─── RECORDS SUPPLIED

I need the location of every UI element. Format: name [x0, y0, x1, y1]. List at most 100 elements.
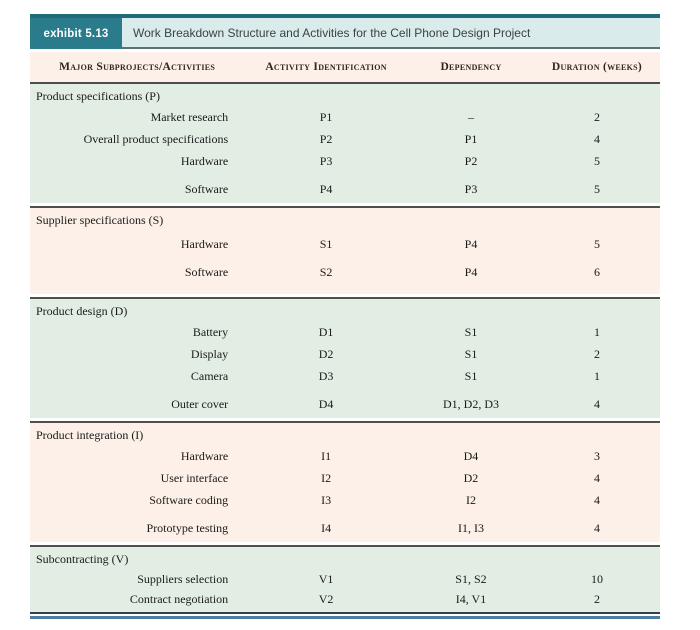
table-row: Software S2 P4 6: [30, 258, 660, 286]
cell-id: V2: [318, 592, 334, 606]
cell-id: S2: [319, 265, 333, 279]
cell-duration: 2: [593, 347, 600, 361]
cell-dependency: S1: [464, 325, 478, 339]
cell-dependency: P4: [464, 265, 478, 279]
column-header-activity-id: Activity Identification: [265, 61, 387, 73]
cell-activity: Hardware: [180, 154, 229, 168]
cell-duration: 1: [593, 325, 600, 339]
cell-id: P1: [319, 110, 333, 124]
cell-dependency: S1: [464, 347, 478, 361]
cell-activity: Market research: [150, 110, 229, 124]
cell-id: P3: [319, 154, 333, 168]
table-row: Hardware S1 P4 5: [30, 230, 660, 258]
cell-activity: Battery: [192, 325, 229, 339]
table-row: Battery D1 S1 1: [30, 321, 660, 343]
cell-duration: 5: [593, 154, 600, 168]
cell-dependency: –: [467, 110, 474, 124]
cell-activity: Software: [184, 265, 229, 279]
cell-dependency: D2: [463, 471, 479, 485]
table-row: Suppliers selection V1 S1, S2 10: [30, 569, 660, 589]
section-header: Subcontracting (V): [36, 552, 129, 566]
table-row: User interface I2 D2 4: [30, 467, 660, 489]
column-header-row: Major Subprojects/Activities Activity Id…: [30, 52, 660, 84]
cell-activity: Camera: [190, 369, 229, 383]
section-header: Product design (D): [36, 304, 128, 318]
table-bottom-rule: [30, 612, 660, 619]
section-header: Product integration (I): [36, 428, 144, 442]
cell-dependency: P4: [464, 237, 478, 251]
cell-activity: Suppliers selection: [137, 572, 229, 586]
cell-dependency: S1, S2: [455, 572, 487, 586]
cell-id: D1: [318, 325, 334, 339]
table-section: Product specifications (P) Market researc…: [30, 84, 660, 203]
cell-duration: 5: [593, 182, 600, 196]
table-row: Outer cover D4 D1, D2, D3 4: [30, 387, 660, 415]
table-row: Overall product specifications P2 P1 4: [30, 128, 660, 150]
cell-dependency: I4, V1: [455, 592, 487, 606]
cell-id: D4: [318, 397, 334, 411]
cell-dependency: P3: [464, 182, 478, 196]
section-header: Supplier specifications (S): [36, 213, 164, 227]
cell-duration: 5: [593, 237, 600, 251]
cell-id: P2: [319, 132, 333, 146]
cell-id: P4: [319, 182, 333, 196]
cell-activity: Prototype testing: [146, 521, 229, 535]
table-section: Subcontracting (V) Suppliers selection V1 S…: [30, 545, 660, 612]
exhibit-number-label: exhibit 5.13: [30, 18, 122, 49]
cell-duration: 4: [593, 493, 600, 507]
cell-duration: 1: [593, 369, 600, 383]
cell-id: V1: [318, 572, 334, 586]
cell-duration: 4: [593, 471, 600, 485]
table-section: Product integration (I) Hardware I1 D4 3 User…: [30, 421, 660, 542]
table-section: Product design (D) Battery D1 S1 1 Display D2 S…: [30, 297, 660, 418]
cell-dependency: P2: [464, 154, 478, 168]
cell-activity: Overall product specifications: [83, 132, 229, 146]
cell-dependency: P1: [464, 132, 478, 146]
cell-duration: 6: [593, 265, 600, 279]
cell-dependency: D1, D2, D3: [442, 397, 499, 411]
cell-activity: Hardware: [180, 449, 229, 463]
exhibit-table: exhibit 5.13 Work Breakdown Structure an…: [30, 14, 660, 619]
table-row: Display D2 S1 2: [30, 343, 660, 365]
column-header-subprojects: Major Subprojects/Activities: [59, 61, 216, 73]
cell-duration: 2: [593, 110, 600, 124]
cell-duration: 2: [593, 592, 600, 606]
table-row: Software P4 P3 5: [30, 172, 660, 200]
cell-activity: Software coding: [149, 493, 229, 507]
cell-id: D2: [318, 347, 334, 361]
wbs-table-body: Product specifications (P) Market researc…: [30, 84, 660, 612]
cell-dependency: I2: [465, 493, 476, 507]
cell-duration: 3: [593, 449, 600, 463]
cell-id: I3: [321, 493, 332, 507]
cell-activity: Software: [184, 182, 229, 196]
top-accent-bar: [30, 14, 660, 18]
cell-id: I2: [321, 471, 332, 485]
column-header-dependency: Dependency: [440, 61, 502, 73]
column-header-duration: Duration (weeks): [551, 61, 643, 73]
table-row: Software coding I3 I2 4: [30, 489, 660, 511]
section-header: Product specifications (P): [36, 89, 160, 103]
table-section: Supplier specifications (S) Hardware S1 P4 5…: [30, 206, 660, 294]
cell-duration: 10: [590, 572, 603, 586]
cell-activity: Display: [190, 347, 229, 361]
cell-activity: User interface: [160, 471, 229, 485]
cell-activity: Hardware: [180, 237, 229, 251]
cell-duration: 4: [593, 397, 600, 411]
table-row: Camera D3 S1 1: [30, 365, 660, 387]
cell-id: I4: [321, 521, 332, 535]
table-row: Market research P1 – 2: [30, 106, 660, 128]
table-row: Hardware P3 P2 5: [30, 150, 660, 172]
cell-dependency: I1, I3: [457, 521, 484, 535]
cell-id: D3: [318, 369, 334, 383]
table-row: Contract negotiation V2 I4, V1 2: [30, 589, 660, 609]
cell-duration: 4: [593, 132, 600, 146]
cell-activity: Outer cover: [171, 397, 229, 411]
table-row: Hardware I1 D4 3: [30, 445, 660, 467]
exhibit-title: Work Breakdown Structure and Activities …: [122, 18, 660, 49]
cell-duration: 4: [593, 521, 600, 535]
exhibit-header-band: exhibit 5.13 Work Breakdown Structure an…: [30, 18, 660, 49]
cell-activity: Contract negotiation: [129, 592, 229, 606]
table-row: Prototype testing I4 I1, I3 4: [30, 511, 660, 539]
cell-id: S1: [319, 237, 333, 251]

──────

STATED TASK:
Express as a numbered list, with blank lines omitted, the part of the entries that opens with the line containing "table-row: Software S2" and closes with the line containing "cell-id: P3: [319, 154, 333, 168]", both ends included.

EXERCISE RESPONSE:
1. table-row: Software S2 P4 6: [30, 258, 660, 286]
2. cell-id: V2: [318, 592, 334, 606]
3. cell-id: S2: [319, 265, 333, 279]
4. cell-duration: 2: [593, 347, 600, 361]
5. cell-dependency: S1: [464, 325, 478, 339]
6. cell-dependency: P4: [464, 265, 478, 279]
7. column-header-activity-id: Activity Identification: [265, 61, 387, 73]
8. cell-activity: Hardware: [180, 154, 229, 168]
9. cell-duration: 1: [593, 325, 600, 339]
10. cell-id: P1: [319, 110, 333, 124]
11. cell-dependency: S1: [464, 347, 478, 361]
12. cell-activity: Market research: [150, 110, 229, 124]
13. cell-id: P3: [319, 154, 333, 168]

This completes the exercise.